**RECORDS FOR THIS TASK:**
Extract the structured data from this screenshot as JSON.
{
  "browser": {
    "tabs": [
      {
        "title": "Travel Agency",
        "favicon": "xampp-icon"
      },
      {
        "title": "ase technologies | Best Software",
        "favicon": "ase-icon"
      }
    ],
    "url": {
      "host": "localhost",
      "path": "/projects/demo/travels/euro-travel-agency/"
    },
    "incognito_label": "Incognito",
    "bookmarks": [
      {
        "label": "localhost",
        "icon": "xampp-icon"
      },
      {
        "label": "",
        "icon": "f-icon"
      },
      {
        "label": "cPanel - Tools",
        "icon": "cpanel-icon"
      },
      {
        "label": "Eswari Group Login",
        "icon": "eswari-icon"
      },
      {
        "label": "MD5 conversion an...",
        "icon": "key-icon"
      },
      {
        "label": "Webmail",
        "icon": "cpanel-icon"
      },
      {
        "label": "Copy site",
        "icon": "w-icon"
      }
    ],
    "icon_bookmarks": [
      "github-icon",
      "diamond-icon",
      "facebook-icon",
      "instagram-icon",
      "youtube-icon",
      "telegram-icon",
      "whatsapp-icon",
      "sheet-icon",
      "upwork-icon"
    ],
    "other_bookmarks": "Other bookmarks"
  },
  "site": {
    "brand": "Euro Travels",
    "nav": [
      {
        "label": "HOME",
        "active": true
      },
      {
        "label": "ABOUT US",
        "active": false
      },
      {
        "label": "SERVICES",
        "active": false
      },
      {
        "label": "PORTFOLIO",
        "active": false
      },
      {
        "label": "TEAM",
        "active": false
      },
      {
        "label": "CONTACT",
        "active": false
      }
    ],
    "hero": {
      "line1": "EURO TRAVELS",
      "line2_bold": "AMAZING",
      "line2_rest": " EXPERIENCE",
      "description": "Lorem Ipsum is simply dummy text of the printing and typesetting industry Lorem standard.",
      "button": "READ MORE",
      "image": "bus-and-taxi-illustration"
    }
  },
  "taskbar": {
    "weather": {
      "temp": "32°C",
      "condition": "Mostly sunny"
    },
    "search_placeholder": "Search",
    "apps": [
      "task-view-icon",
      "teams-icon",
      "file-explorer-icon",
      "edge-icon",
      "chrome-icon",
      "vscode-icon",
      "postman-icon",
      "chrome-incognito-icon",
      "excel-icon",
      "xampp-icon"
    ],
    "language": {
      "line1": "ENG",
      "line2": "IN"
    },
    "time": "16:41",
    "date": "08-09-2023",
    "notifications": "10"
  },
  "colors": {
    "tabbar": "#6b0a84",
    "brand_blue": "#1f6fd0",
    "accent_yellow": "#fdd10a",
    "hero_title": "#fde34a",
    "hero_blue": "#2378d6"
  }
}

**WORK TO DO:** Reproduce the entries above in full by retyping them exactly.

**RESPONSE TO THIS TASK:**
Extract the structured data from this screenshot as JSON.
{
  "browser": {
    "tabs": [
      {
        "title": "Travel Agency",
        "favicon": "xampp-icon"
      },
      {
        "title": "ase technologies | Best Software",
        "favicon": "ase-icon"
      }
    ],
    "url": {
      "host": "localhost",
      "path": "/projects/demo/travels/euro-travel-agency/"
    },
    "incognito_label": "Incognito",
    "bookmarks": [
      {
        "label": "localhost",
        "icon": "xampp-icon"
      },
      {
        "label": "",
        "icon": "f-icon"
      },
      {
        "label": "cPanel - Tools",
        "icon": "cpanel-icon"
      },
      {
        "label": "Eswari Group Login",
        "icon": "eswari-icon"
      },
      {
        "label": "MD5 conversion an...",
        "icon": "key-icon"
      },
      {
        "label": "Webmail",
        "icon": "cpanel-icon"
      },
      {
        "label": "Copy site",
        "icon": "w-icon"
      }
    ],
    "icon_bookmarks": [
      "github-icon",
      "diamond-icon",
      "facebook-icon",
      "instagram-icon",
      "youtube-icon",
      "telegram-icon",
      "whatsapp-icon",
      "sheet-icon",
      "upwork-icon"
    ],
    "other_bookmarks": "Other bookmarks"
  },
  "site": {
    "brand": "Euro Travels",
    "nav": [
      {
        "label": "HOME",
        "active": true
      },
      {
        "label": "ABOUT US",
        "active": false
      },
      {
        "label": "SERVICES",
        "active": false
      },
      {
        "label": "PORTFOLIO",
        "active": false
      },
      {
        "label": "TEAM",
        "active": false
      },
      {
        "label": "CONTACT",
        "active": false
      }
    ],
    "hero": {
      "line1": "EURO TRAVELS",
      "line2_bold": "AMAZING",
      "line2_rest": " EXPERIENCE",
      "description": "Lorem Ipsum is simply dummy text of the printing and typesetting industry Lorem standard.",
      "button": "READ MORE",
      "image": "bus-and-taxi-illustration"
    }
  },
  "taskbar": {
    "weather": {
      "temp": "32°C",
      "condition": "Mostly sunny"
    },
    "search_placeholder": "Search",
    "apps": [
      "task-view-icon",
      "teams-icon",
      "file-explorer-icon",
      "edge-icon",
      "chrome-icon",
      "vscode-icon",
      "postman-icon",
      "chrome-incognito-icon",
      "excel-icon",
      "xampp-icon"
    ],
    "language": {
      "line1": "ENG",
      "line2": "IN"
    },
    "time": "16:41",
    "date": "08-09-2023",
    "notifications": "10"
  },
  "colors": {
    "tabbar": "#6b0a84",
    "brand_blue": "#1f6fd0",
    "accent_yellow": "#fdd10a",
    "hero_title": "#fde34a",
    "hero_blue": "#2378d6"
  }
}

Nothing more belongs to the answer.